> _Aim of the exercise_
Show every line containing "this" by copying it.
# # # #
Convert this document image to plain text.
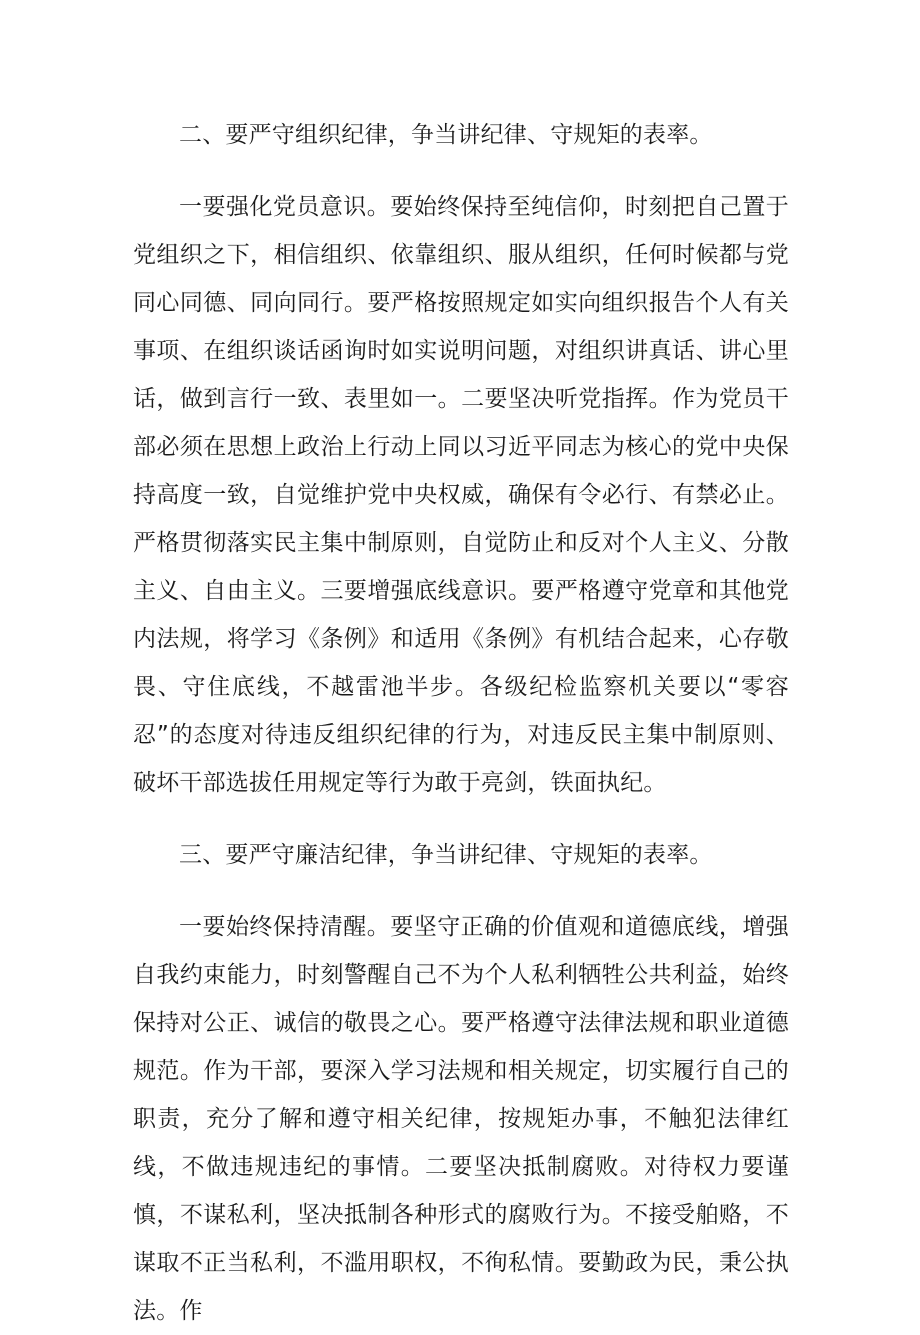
二、要严守组织纪律，争当讲纪律、守规矩的表率。

一要强化党员意识。要始终保持至纯信仰，时刻把自己置于党组织之下，相信组织、依靠组织、服从组织，任何时候都与党同心同德、同向同行。要严格按照规定如实向组织报告个人有关事项、在组织谈话函询时如实说明问题，对组织讲真话、讲心里话，做到言行一致、表里如一。二要坚决听党指挥。作为党员干部必须在思想上政治上行动上同以习近平同志为核心的党中央保持高度一致，自觉维护党中央权威，确保有令必行、有禁必止。严格贯彻落实民主集中制原则，自觉防止和反对个人主义、分散主义、自由主义。三要增强底线意识。要严格遵守党章和其他党内法规，将学习《条例》和适用《条例》有机结合起来，心存敬畏、守住底线，不越雷池半步。各级纪检监察机关要以“零容忍”的态度对待违反组织纪律的行为，对违反民主集中制原则、破坏干部选拔任用规定等行为敢于亮剑，铁面执纪。

三、要严守廉洁纪律，争当讲纪律、守规矩的表率。

一要始终保持清醒。要坚守正确的价值观和道德底线，增强自我约束能力，时刻警醒自己不为个人私利牺牲公共利益，始终保持对公正、诚信的敬畏之心。要严格遵守法律法规和职业道德规范。作为干部，要深入学习法规和相关规定，切实履行自己的职责，充分了解和遵守相关纪律，按规矩办事，不触犯法律红线，不做违规违纪的事情。二要坚决抵制腐败。对待权力要谨慎，不谋私利，坚决抵制各种形式的腐败行为。不接受舶赂，不谋取不正当私利，不滥用职权，不徇私情。要勤政为民，秉公执法。作
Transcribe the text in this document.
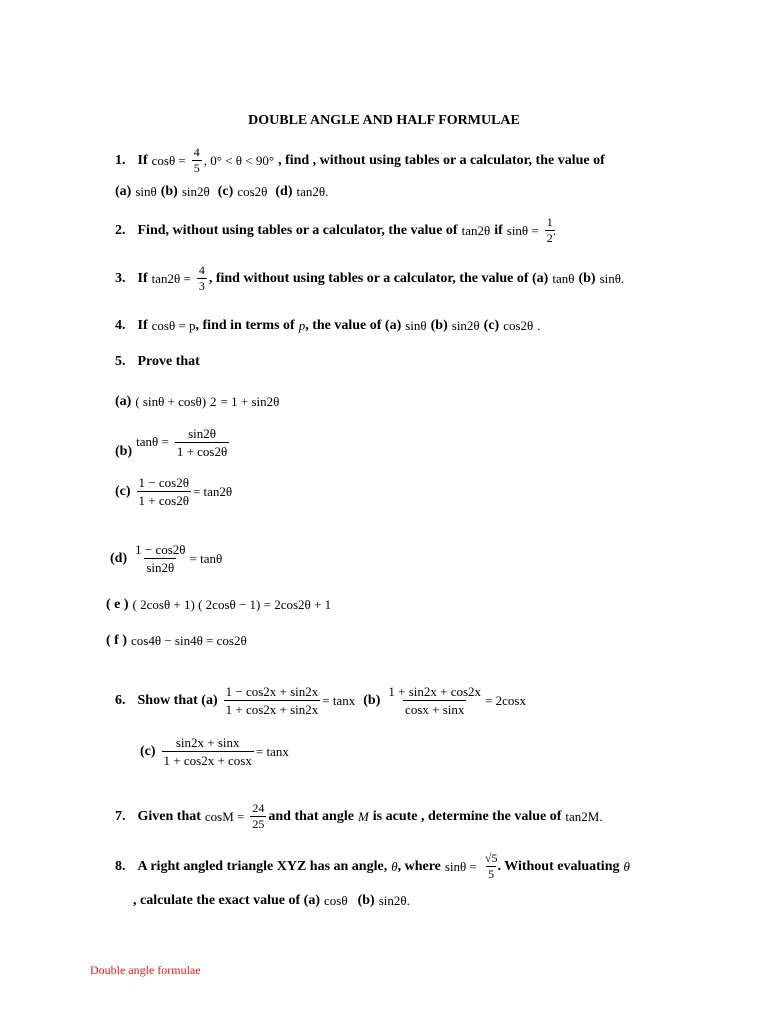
DOUBLE ANGLE AND HALF FORMULAE
1. If $\cos\theta = \frac{4}{5}$ , 0° < θ < 90° , find , without using tables or a calculator, the value of
(a) sinθ (b) sin2θ (c) cos2θ (d) tan2θ .
2. Find, without using tables or a calculator, the value of tan2θ if $\sin\theta = \frac{1}{2}$
.
3. If $\tan 2\theta = \frac{4}{3}$ , find without using tables or a calculator, the value of (a) tanθ (b) sinθ .
4. If cosθ = p , find in terms of p , the value of (a) sinθ (b) sin2θ (c) cos2θ .
5. Prove that
(a) ( sinθ + cosθ) 2 = 1 + sin2θ
(b)
$\tan\theta = \frac{\sin 2\theta}{1 + \cos 2\theta}$
$(c) \frac{1 - \cos 2\theta}{1 + \cos 2\theta} = \tan 2$ θ
$(d) \frac{1 - \cos 2\theta}{\sin 2\theta} = \tan\theta$
( e ) ( 2cosθ + 1) ( 2cosθ − 1) = 2cos2θ + 1
( f ) cos 4 θ − sin 4 θ = cos2θ
6. Show that $(a) \frac{1 - \cos 2x + \sin 2x}{1 + \cos 2x + \sin 2x} = \tan x$ $(b) \frac{1 + \sin 2x + \cos 2x}{\cos x + \sin x} = 2\cos x$
$(c) \frac{\sin 2x + \sin x}{1 + \cos 2x + \cos x} = \tan x$
7. Given that $\cos M = \frac{24}{25}$ and that angle M is acute , determine the value of tan2M .
8. A right angled triangle XYZ has an angle, θ , where $\sin\theta = \frac{√5}{5}$
. Without evaluating θ
, calculate the exact value of (a) cosθ (b) sin2θ .
Double angle formulae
# # # #
> _Full solution_
Convert this document image to plain text.
Transcribe the text in this document.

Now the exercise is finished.